- **Aim**:
Filter the records below and copy every line containing the word "background".

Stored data

++++

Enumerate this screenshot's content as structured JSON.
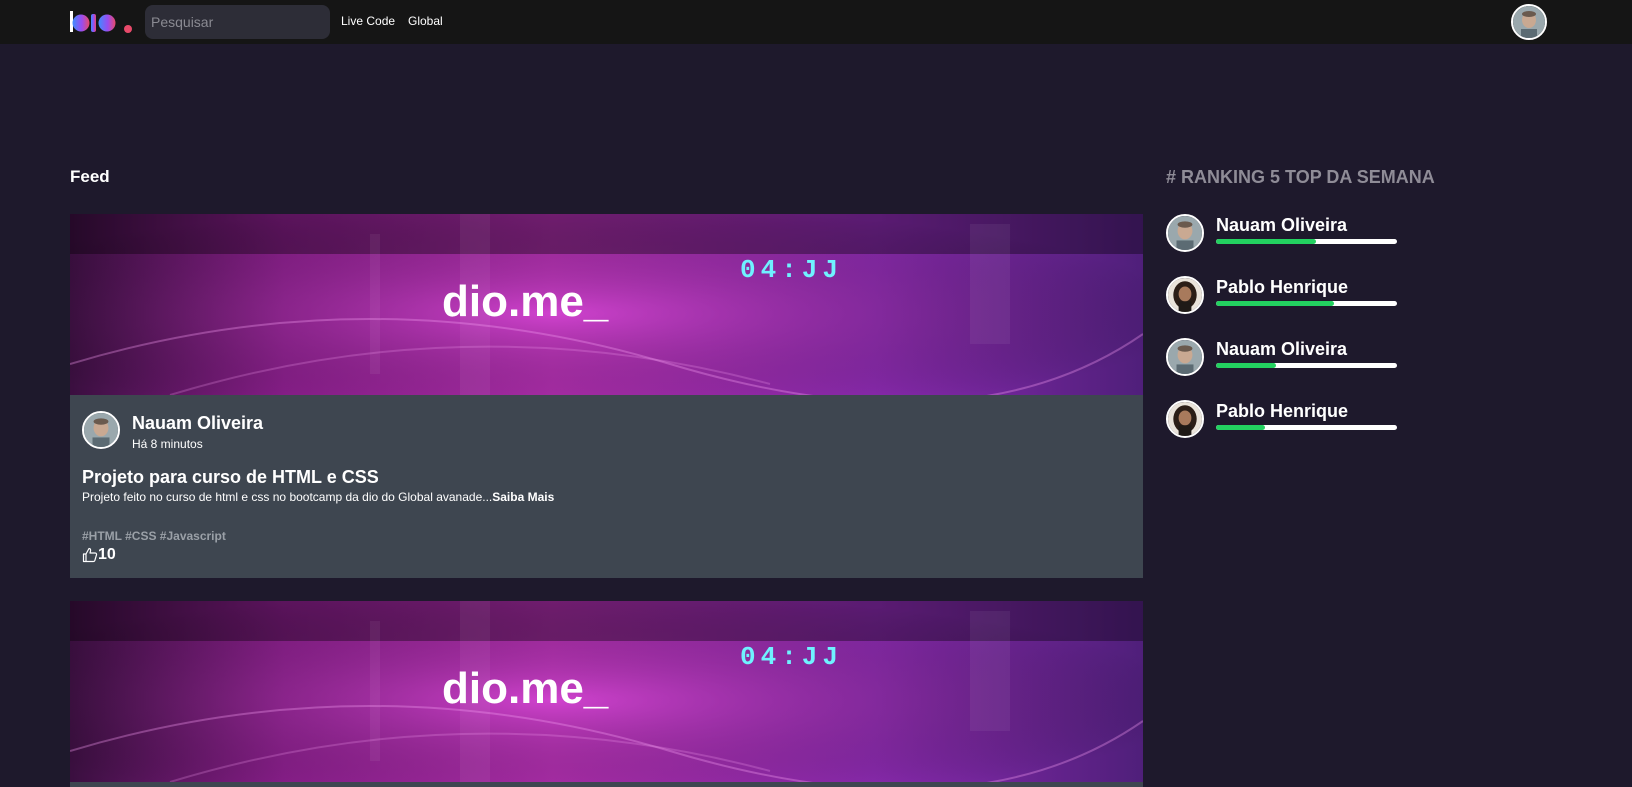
{
  "header": {
    "logo_text": "dio.",
    "search_placeholder": "Pesquisar",
    "nav": [
      {
        "label": "Live Code"
      },
      {
        "label": "Global"
      }
    ]
  },
  "feed": {
    "title": "Feed",
    "banner_text": "dio.me_",
    "banner_timer": "04:JJ",
    "posts": [
      {
        "author": "Nauam Oliveira",
        "time": "Há 8 minutos",
        "title": "Projeto para curso de HTML e CSS",
        "description": "Projeto feito no curso de html e css no bootcamp da dio do Global avanade...",
        "more_label": "Saiba Mais",
        "tags": "#HTML #CSS #Javascript",
        "likes": "10"
      }
    ]
  },
  "ranking": {
    "title": "# RANKING 5 TOP DA SEMANA",
    "items": [
      {
        "name": "Nauam Oliveira",
        "progress": 0.55
      },
      {
        "name": "Pablo Henrique",
        "progress": 0.65
      },
      {
        "name": "Nauam Oliveira",
        "progress": 0.33
      },
      {
        "name": "Pablo Henrique",
        "progress": 0.27
      }
    ]
  },
  "colors": {
    "background": "#1e192c",
    "header": "#151515",
    "card_body": "#3e4650",
    "progress": "#23d160",
    "accent_logo_dot": "#e84a6a"
  }
}
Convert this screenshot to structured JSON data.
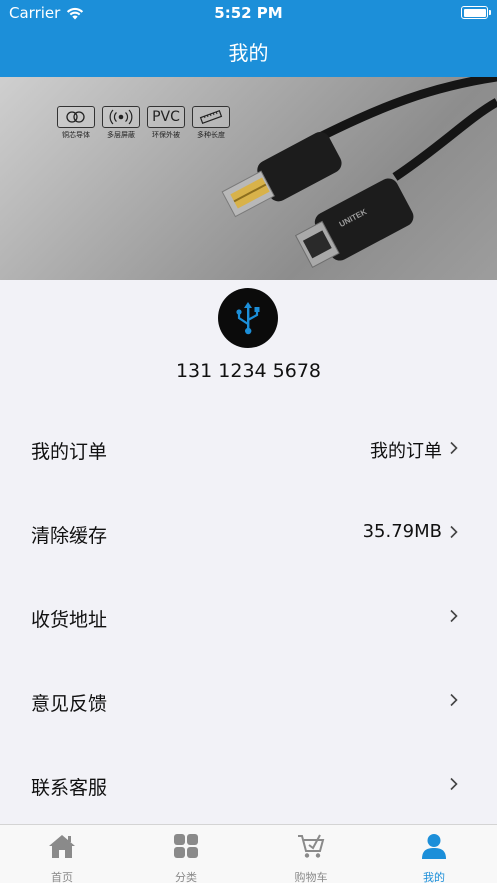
{
  "status_bar": {
    "carrier": "Carrier",
    "time": "5:52 PM"
  },
  "header": {
    "title": "我的"
  },
  "banner": {
    "badges": [
      {
        "icon": "copper-core-icon",
        "text": "",
        "caption": "铜芯导体"
      },
      {
        "icon": "signal-shield-icon",
        "text": "",
        "caption": "多层屏蔽"
      },
      {
        "icon": "pvc-text",
        "text": "PVC",
        "caption": "环保外被"
      },
      {
        "icon": "ruler-icon",
        "text": "",
        "caption": "多种长度"
      }
    ],
    "brand_text": "UNITEK"
  },
  "profile": {
    "avatar_icon": "usb-icon",
    "phone": "131 1234 5678"
  },
  "menu": [
    {
      "label": "我的订单",
      "value": "我的订单"
    },
    {
      "label": "清除缓存",
      "value": "35.79MB"
    },
    {
      "label": "收货地址",
      "value": ""
    },
    {
      "label": "意见反馈",
      "value": ""
    },
    {
      "label": "联系客服",
      "value": ""
    }
  ],
  "tabbar": {
    "items": [
      {
        "label": "首页",
        "icon": "home-icon"
      },
      {
        "label": "分类",
        "icon": "grid-icon"
      },
      {
        "label": "购物车",
        "icon": "cart-icon"
      },
      {
        "label": "我的",
        "icon": "user-icon"
      }
    ],
    "active_index": 3
  },
  "colors": {
    "primary": "#1c8fd9",
    "background": "#f2f2f7",
    "inactive": "#8a8a8a"
  }
}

++++

- **Reply to the task**:
    "background": "#1e192c",
    "background": "#f2f2f7",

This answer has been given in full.